--- Supplied records ---
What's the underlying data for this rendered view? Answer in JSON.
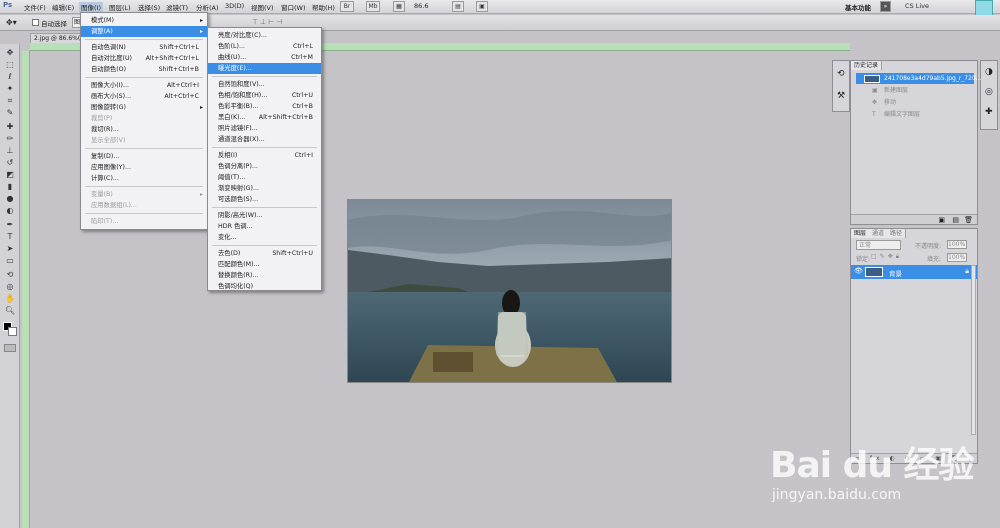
{
  "menubar": {
    "logo": "Ps",
    "items": [
      "文件(F)",
      "编辑(E)",
      "图像(I)",
      "图层(L)",
      "选择(S)",
      "滤镜(T)",
      "分析(A)",
      "3D(D)",
      "视图(V)",
      "窗口(W)",
      "帮助(H)"
    ],
    "zoom": "86.6",
    "workspace": "基本功能",
    "cs_live": "CS Live"
  },
  "optbar": {
    "auto_select": "自动选择",
    "auto_select_value": "图"
  },
  "document": {
    "tab_title": "2.jpg @ 86.6%(RGB"
  },
  "image_menu": {
    "items": [
      {
        "label": "模式(M)",
        "submenu": true
      },
      {
        "label": "调整(A)",
        "submenu": true,
        "highlight": true
      },
      {
        "label": "自动色调(N)",
        "shortcut": "Shift+Ctrl+L"
      },
      {
        "label": "自动对比度(U)",
        "shortcut": "Alt+Shift+Ctrl+L"
      },
      {
        "label": "自动颜色(O)",
        "shortcut": "Shift+Ctrl+B"
      },
      {
        "label": "图像大小(I)...",
        "shortcut": "Alt+Ctrl+I"
      },
      {
        "label": "画布大小(S)...",
        "shortcut": "Alt+Ctrl+C"
      },
      {
        "label": "图像旋转(G)",
        "submenu": true
      },
      {
        "label": "裁剪(P)",
        "disabled": true
      },
      {
        "label": "裁切(R)..."
      },
      {
        "label": "显示全部(V)",
        "disabled": true
      },
      {
        "label": "复制(D)..."
      },
      {
        "label": "应用图像(Y)..."
      },
      {
        "label": "计算(C)..."
      },
      {
        "label": "变量(B)",
        "submenu": true,
        "disabled": true
      },
      {
        "label": "应用数据组(L)...",
        "disabled": true
      },
      {
        "label": "陷印(T)...",
        "disabled": true
      }
    ]
  },
  "adjust_menu": {
    "items": [
      {
        "label": "亮度/对比度(C)..."
      },
      {
        "label": "色阶(L)...",
        "shortcut": "Ctrl+L"
      },
      {
        "label": "曲线(U)...",
        "shortcut": "Ctrl+M"
      },
      {
        "label": "曝光度(E)...",
        "highlight": true
      },
      {
        "label": "自然饱和度(V)..."
      },
      {
        "label": "色相/饱和度(H)...",
        "shortcut": "Ctrl+U"
      },
      {
        "label": "色彩平衡(B)...",
        "shortcut": "Ctrl+B"
      },
      {
        "label": "黑白(K)...",
        "shortcut": "Alt+Shift+Ctrl+B"
      },
      {
        "label": "照片滤镜(F)..."
      },
      {
        "label": "通道混合器(X)..."
      },
      {
        "label": "反相(I)",
        "shortcut": "Ctrl+I"
      },
      {
        "label": "色调分离(P)..."
      },
      {
        "label": "阈值(T)..."
      },
      {
        "label": "渐变映射(G)..."
      },
      {
        "label": "可选颜色(S)..."
      },
      {
        "label": "阴影/高光(W)..."
      },
      {
        "label": "HDR 色调..."
      },
      {
        "label": "变化..."
      },
      {
        "label": "去色(D)",
        "shortcut": "Shift+Ctrl+U"
      },
      {
        "label": "匹配颜色(M)..."
      },
      {
        "label": "替换颜色(R)..."
      },
      {
        "label": "色调均化(Q)"
      }
    ]
  },
  "history_panel": {
    "tab": "历史记录",
    "snapshot": "241708e3a4d79ab5.jpg_r_720...",
    "rows": [
      "新建图层",
      "移动",
      "编辑文字图层"
    ]
  },
  "layers_panel": {
    "tabs": [
      "图层",
      "通道",
      "路径"
    ],
    "blend_mode": "正常",
    "opacity_label": "不透明度:",
    "opacity": "100%",
    "lock_label": "锁定:",
    "fill_label": "填充:",
    "fill": "100%",
    "layer_name": "背景"
  },
  "watermark": {
    "brand": "Bai du 经验",
    "url": "jingyan.baidu.com"
  },
  "colors": {
    "highlight": "#3a8ee6",
    "ruler": "#b9dfb8",
    "canvas": "#c5c3c8"
  }
}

--- Exercise ---
Return every line containing "Ctrl".

--- Response to the exercise ---
        "shortcut": "Shift+Ctrl+L"
        "shortcut": "Alt+Shift+Ctrl+L"
        "shortcut": "Shift+Ctrl+B"
        "shortcut": "Alt+Ctrl+I"
        "shortcut": "Alt+Ctrl+C"
        "shortcut": "Ctrl+L"
        "shortcut": "Ctrl+M"
        "shortcut": "Ctrl+U"
        "shortcut": "Ctrl+B"
        "shortcut": "Alt+Shift+Ctrl+B"
        "shortcut": "Ctrl+I"
        "shortcut": "Shift+Ctrl+U"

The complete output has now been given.